### BLOC DE TEXTE
__________

F. N. H. : Quels sont les principaux défis auxquels le Maroc est confronté dans la gestion autonome de son système de transport urbain, et comment les acteurs locaux envisagentils de les surmonter ?

A. E. M. : Le Maroc fait face à plusieurs défis dans la gestion autonome de son système de transport urbain, notamment le financement durable et l’insuffisance des infrastructures. Le ministre a répondu à ces deux éléments critiques. D’abord, par l’accompagnement financier étatique susmentionné. Ensuite, par le développement d’infrastructures de qualité (Busway) dans de nouvelles villes comme Marrakech, Agadir et Tanger. Les opérateurs locaux doivent continuer dans leur politique de développement continu et de mise à niveau en phase avec les développements internationaux. J’ai été honoré récemment par ma nomination en tant que vice-président Maghreb de l’Union internationale des transports publics, organisation qui rassemble les plus grands opérateurs mondiaux, ainsi que les autorités organisatrices représentant tous les continents. Ceci nous permet de collaborer sur de nombreuses thématiques, et de travailler ensemble afin d’améliorer ce service pour toutes les parties concernées. L’objectif étant de diminuer l'écart qualitatif entre les différentes géographies.

F. N. H. : Quelles innovations technologiques ou méthodologies marocaines sont actuellement mises en œuvre ou en développement pour améliorer l'efficacité et la durabilité du transport urbain dans le pays ?

__________

### CONSIGNE A
D'après l'entretien, dans quelles nouvelles villes des infrastructures de type Busway sont-elles développées ?

__________

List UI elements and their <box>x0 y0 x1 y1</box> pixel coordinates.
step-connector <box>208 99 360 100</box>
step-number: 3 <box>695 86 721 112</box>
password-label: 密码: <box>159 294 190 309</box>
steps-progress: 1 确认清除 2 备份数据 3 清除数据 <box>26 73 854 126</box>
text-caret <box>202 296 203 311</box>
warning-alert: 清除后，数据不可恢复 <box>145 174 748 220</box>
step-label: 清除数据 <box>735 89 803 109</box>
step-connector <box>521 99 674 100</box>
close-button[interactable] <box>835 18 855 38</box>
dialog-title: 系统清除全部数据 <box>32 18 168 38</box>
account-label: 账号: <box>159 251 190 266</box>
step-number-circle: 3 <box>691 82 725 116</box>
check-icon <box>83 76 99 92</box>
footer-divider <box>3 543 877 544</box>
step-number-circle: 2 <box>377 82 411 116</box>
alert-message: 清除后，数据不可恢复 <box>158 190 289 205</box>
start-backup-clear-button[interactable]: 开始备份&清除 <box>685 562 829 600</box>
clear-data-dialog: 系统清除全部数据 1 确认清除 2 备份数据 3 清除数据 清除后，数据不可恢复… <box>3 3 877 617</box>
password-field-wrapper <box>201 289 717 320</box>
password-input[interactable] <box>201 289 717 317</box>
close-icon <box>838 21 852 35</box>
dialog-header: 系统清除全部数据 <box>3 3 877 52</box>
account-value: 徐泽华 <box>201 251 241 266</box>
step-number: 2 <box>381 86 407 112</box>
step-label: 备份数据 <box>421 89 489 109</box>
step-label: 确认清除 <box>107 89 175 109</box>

__________

### CONSIGNE B
Présentez toutes les lignes du bloc 1 sous forme de tableau Markdown à deux colonnes, « Numéro » et « Ligne », en omettant les lignes vides.

### RÉPONSE A
Marrakech, Agadir et Tanger.

### RÉPONSE B
| Numéro | Ligne |
|---|---|
| 1 | List UI elements and their <box>x0 y0 x1 y1</box> pixel coordinates. |
| 2 | step-connector <box>208 99 360 100</box> |
| 3 | step-number: 3 <box>695 86 721 112</box> |
| 4 | password-label: 密码: <box>159 294 190 309</box> |
| 5 | steps-progress: 1 确认清除 2 备份数据 3 清除数据 <box>26 73 854 126</box> |
| 6 | text-caret <box>202 296 203 311</box> |
| 7 | warning-alert: 清除后，数据不可恢复 <box>145 174 748 220</box> |
| 8 | step-label: 清除数据 <box>735 89 803 109</box> |
| 9 | step-connector <box>521 99 674 100</box> |
| 10 | close-button[interactable] <box>835 18 855 38</box> |
| 11 | dialog-title: 系统清除全部数据 <box>32 18 168 38</box> |
| 12 | account-label: 账号: <box>159 251 190 266</box> |
| 13 | step-number-circle: 3 <box>691 82 725 116</box> |
| 14 | check-icon <box>83 76 99 92</box> |
| 15 | footer-divider <box>3 543 877 544</box> |
| 16 | step-number-circle: 2 <box>377 82 411 116</box> |
| 17 | alert-message: 清除后，数据不可恢复 <box>158 190 289 205</box> |
| 18 | start-backup-clear-button[interactable]: 开始备份&清除 <box>685 562 829 600</box> |
| 19 | clear-data-dialog: 系统清除全部数据 1 确认清除 2 备份数据 3 清除数据 清除后，数据不可恢复… <box>3 3 877 617</box> |
| 20 | password-field-wrapper <box>201 289 717 320</box> |
| 21 | password-input[interactable] <box>201 289 717 317</box> |
| 22 | close-icon <box>838 21 852 35</box> |
| 23 | dialog-header: 系统清除全部数据 <box>3 3 877 52</box> |
| 24 | account-value: 徐泽华 <box>201 251 241 266</box> |
| 25 | step-number: 2 <box>381 86 407 112</box> |
| 26 | step-label: 备份数据 <box>421 89 489 109</box> |
| 27 | step-label: 确认清除 <box>107 89 175 109</box> |